[Start MATERIAL SHOWN]
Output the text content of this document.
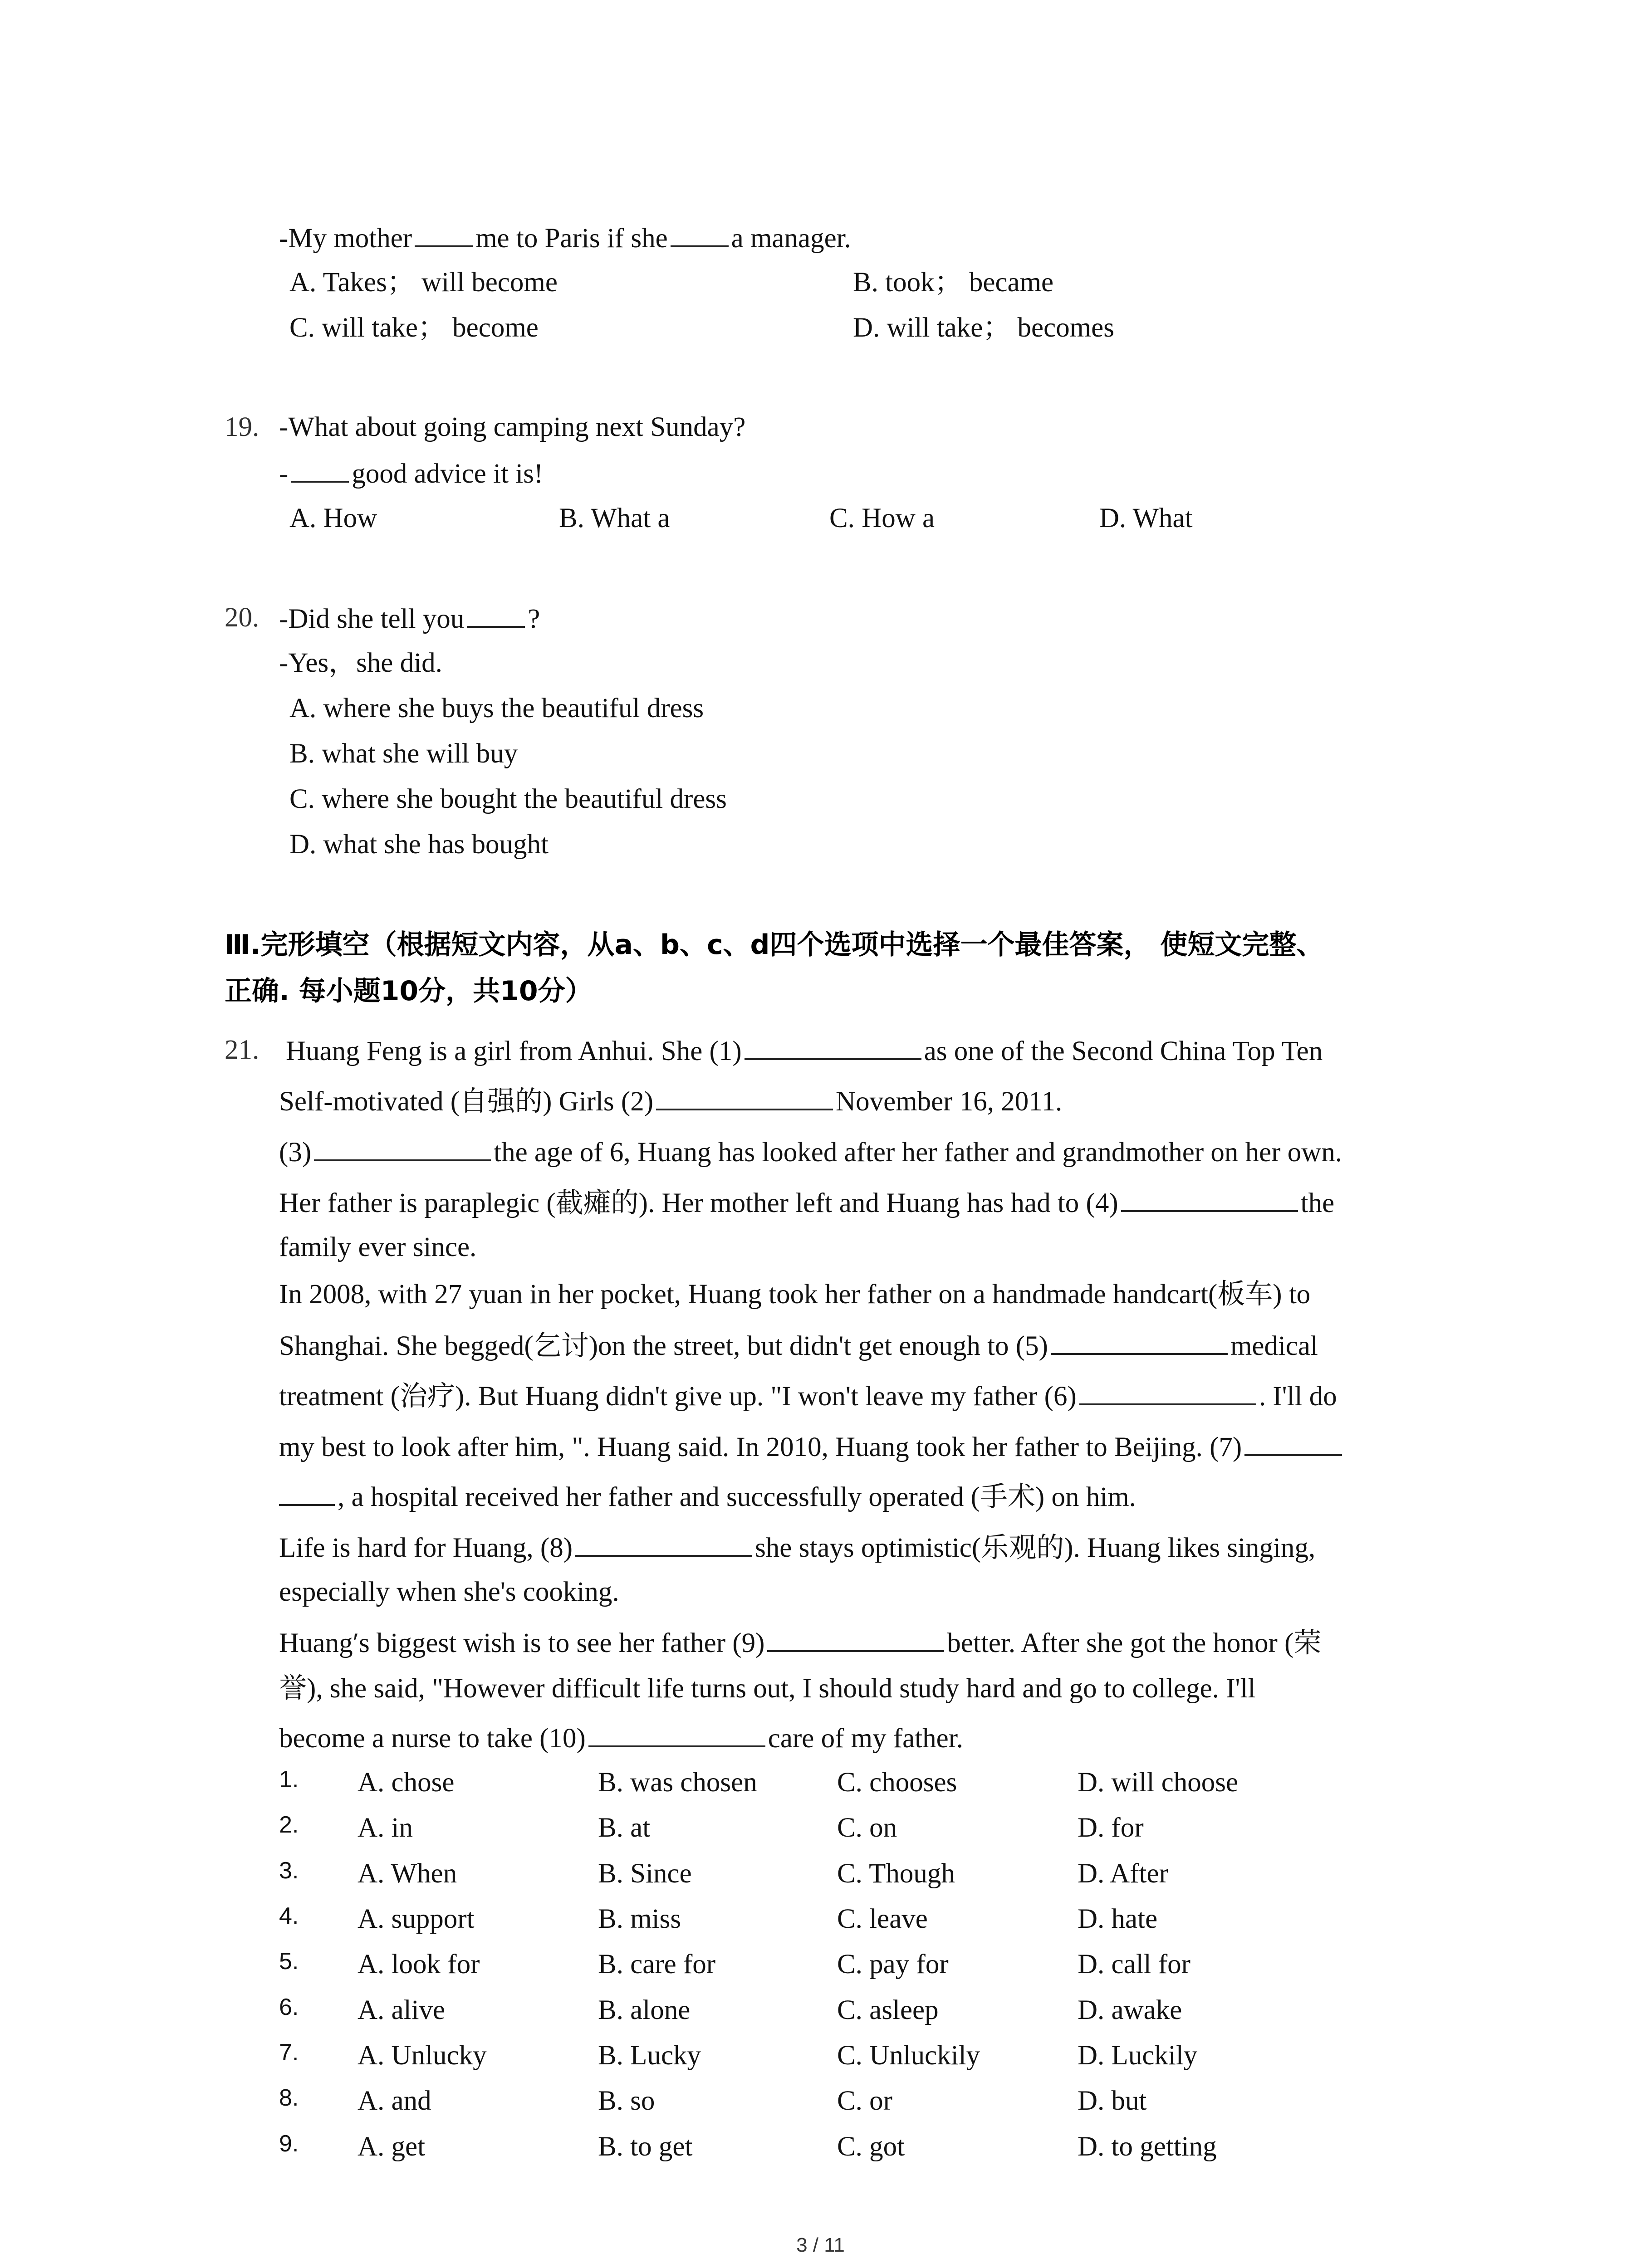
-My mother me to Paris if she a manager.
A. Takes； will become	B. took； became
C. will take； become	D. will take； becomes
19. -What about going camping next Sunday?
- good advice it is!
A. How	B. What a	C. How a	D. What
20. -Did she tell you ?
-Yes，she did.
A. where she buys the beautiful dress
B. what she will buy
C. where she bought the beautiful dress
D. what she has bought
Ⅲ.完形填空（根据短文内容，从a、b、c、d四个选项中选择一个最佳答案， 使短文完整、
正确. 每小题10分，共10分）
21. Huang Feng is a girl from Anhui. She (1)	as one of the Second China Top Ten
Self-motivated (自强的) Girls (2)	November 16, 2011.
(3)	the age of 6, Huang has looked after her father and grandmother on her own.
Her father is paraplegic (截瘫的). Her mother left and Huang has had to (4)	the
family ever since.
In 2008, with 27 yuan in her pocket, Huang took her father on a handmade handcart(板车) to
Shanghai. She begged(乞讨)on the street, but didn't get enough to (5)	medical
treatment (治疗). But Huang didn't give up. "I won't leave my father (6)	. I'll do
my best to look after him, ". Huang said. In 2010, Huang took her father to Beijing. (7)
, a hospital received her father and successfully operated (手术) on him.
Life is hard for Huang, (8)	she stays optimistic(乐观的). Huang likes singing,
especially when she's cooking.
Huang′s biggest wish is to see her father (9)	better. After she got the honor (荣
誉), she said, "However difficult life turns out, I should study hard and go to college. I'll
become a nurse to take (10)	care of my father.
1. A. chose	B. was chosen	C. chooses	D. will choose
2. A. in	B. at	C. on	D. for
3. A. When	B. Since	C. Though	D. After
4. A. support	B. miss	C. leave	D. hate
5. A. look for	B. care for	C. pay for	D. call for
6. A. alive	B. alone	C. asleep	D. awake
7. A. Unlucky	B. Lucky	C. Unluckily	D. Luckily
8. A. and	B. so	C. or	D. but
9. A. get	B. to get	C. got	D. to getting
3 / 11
[End MATERIAL SHOWN]
PROBLEM TO SOLVE: Report the number of lines in the listing above that include the word "where", and nothing else.

FINISHED EXERCISE: 2